Below are some entries; can you quote all of them exactly?
-- -- --
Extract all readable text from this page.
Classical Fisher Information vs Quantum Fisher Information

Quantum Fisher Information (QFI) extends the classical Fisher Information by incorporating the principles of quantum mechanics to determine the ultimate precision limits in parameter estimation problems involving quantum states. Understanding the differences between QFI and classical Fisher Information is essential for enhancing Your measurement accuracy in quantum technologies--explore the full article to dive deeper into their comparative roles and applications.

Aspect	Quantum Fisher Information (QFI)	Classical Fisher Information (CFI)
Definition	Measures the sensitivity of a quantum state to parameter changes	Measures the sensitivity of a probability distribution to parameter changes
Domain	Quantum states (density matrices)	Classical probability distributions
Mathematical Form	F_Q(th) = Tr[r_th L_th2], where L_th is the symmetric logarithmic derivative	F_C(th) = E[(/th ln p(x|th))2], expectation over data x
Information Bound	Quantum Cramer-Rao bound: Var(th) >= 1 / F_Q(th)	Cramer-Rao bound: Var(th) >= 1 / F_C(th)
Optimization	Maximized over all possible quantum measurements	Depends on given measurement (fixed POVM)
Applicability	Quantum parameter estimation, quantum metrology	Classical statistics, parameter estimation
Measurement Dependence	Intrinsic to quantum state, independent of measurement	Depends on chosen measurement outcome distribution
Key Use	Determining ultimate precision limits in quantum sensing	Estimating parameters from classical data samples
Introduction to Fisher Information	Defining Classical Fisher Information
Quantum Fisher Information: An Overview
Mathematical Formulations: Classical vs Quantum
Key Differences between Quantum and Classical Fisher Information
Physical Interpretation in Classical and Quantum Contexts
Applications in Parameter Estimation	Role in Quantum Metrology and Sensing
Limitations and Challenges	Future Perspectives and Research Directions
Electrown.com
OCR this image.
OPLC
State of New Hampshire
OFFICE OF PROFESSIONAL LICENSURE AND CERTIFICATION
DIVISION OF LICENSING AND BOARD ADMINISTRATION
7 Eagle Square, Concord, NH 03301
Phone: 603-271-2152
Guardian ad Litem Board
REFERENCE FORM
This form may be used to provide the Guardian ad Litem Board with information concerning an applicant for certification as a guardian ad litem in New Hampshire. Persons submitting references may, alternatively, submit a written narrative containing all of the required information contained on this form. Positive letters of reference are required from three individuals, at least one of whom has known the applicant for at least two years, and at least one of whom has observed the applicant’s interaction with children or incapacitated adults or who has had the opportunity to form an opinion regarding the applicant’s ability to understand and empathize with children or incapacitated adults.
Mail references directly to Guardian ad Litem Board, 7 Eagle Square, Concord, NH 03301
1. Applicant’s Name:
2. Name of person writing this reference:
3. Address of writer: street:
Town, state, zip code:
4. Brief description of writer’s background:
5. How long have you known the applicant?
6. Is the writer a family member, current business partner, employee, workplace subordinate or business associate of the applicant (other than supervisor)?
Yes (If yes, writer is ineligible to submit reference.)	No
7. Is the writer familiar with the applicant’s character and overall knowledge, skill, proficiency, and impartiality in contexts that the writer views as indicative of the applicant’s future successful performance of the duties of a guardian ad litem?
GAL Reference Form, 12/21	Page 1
-- -- --
## Task solution
Extract all readable text from this page.
Classical Fisher Information vs Quantum Fisher Information

Quantum Fisher Information (QFI) extends the classical Fisher Information by incorporating the principles of quantum mechanics to determine the ultimate precision limits in parameter estimation problems involving quantum states. Understanding the differences between QFI and classical Fisher Information is essential for enhancing Your measurement accuracy in quantum technologies--explore the full article to dive deeper into their comparative roles and applications.

Aspect	Quantum Fisher Information (QFI)	Classical Fisher Information (CFI)
Definition	Measures the sensitivity of a quantum state to parameter changes	Measures the sensitivity of a probability distribution to parameter changes
Domain	Quantum states (density matrices)	Classical probability distributions
Mathematical Form	F_Q(th) = Tr[r_th L_th2], where L_th is the symmetric logarithmic derivative	F_C(th) = E[(/th ln p(x|th))2], expectation over data x
Information Bound	Quantum Cramer-Rao bound: Var(th) >= 1 / F_Q(th)	Cramer-Rao bound: Var(th) >= 1 / F_C(th)
Optimization	Maximized over all possible quantum measurements	Depends on given measurement (fixed POVM)
Applicability	Quantum parameter estimation, quantum metrology	Classical statistics, parameter estimation
Measurement Dependence	Intrinsic to quantum state, independent of measurement	Depends on chosen measurement outcome distribution
Key Use	Determining ultimate precision limits in quantum sensing	Estimating parameters from classical data samples
Introduction to Fisher Information	Defining Classical Fisher Information
Quantum Fisher Information: An Overview
Mathematical Formulations: Classical vs Quantum
Key Differences between Quantum and Classical Fisher Information
Physical Interpretation in Classical and Quantum Contexts
Applications in Parameter Estimation	Role in Quantum Metrology and Sensing
Limitations and Challenges	Future Perspectives and Research Directions
Electrown.com
OCR this image.
OPLC
State of New Hampshire
OFFICE OF PROFESSIONAL LICENSURE AND CERTIFICATION
DIVISION OF LICENSING AND BOARD ADMINISTRATION
7 Eagle Square, Concord, NH 03301
Phone: 603-271-2152
Guardian ad Litem Board
REFERENCE FORM
This form may be used to provide the Guardian ad Litem Board with information concerning an applicant for certification as a guardian ad litem in New Hampshire. Persons submitting references may, alternatively, submit a written narrative containing all of the required information contained on this form. Positive letters of reference are required from three individuals, at least one of whom has known the applicant for at least two years, and at least one of whom has observed the applicant’s interaction with children or incapacitated adults or who has had the opportunity to form an opinion regarding the applicant’s ability to understand and empathize with children or incapacitated adults.
Mail references directly to Guardian ad Litem Board, 7 Eagle Square, Concord, NH 03301
1. Applicant’s Name:
2. Name of person writing this reference:
3. Address of writer: street:
Town, state, zip code:
4. Brief description of writer’s background:
5. How long have you known the applicant?
6. Is the writer a family member, current business partner, employee, workplace subordinate or business associate of the applicant (other than supervisor)?
Yes (If yes, writer is ineligible to submit reference.)	No
7. Is the writer familiar with the applicant’s character and overall knowledge, skill, proficiency, and impartiality in contexts that the writer views as indicative of the applicant’s future successful performance of the duties of a guardian ad litem?
GAL Reference Form, 12/21	Page 1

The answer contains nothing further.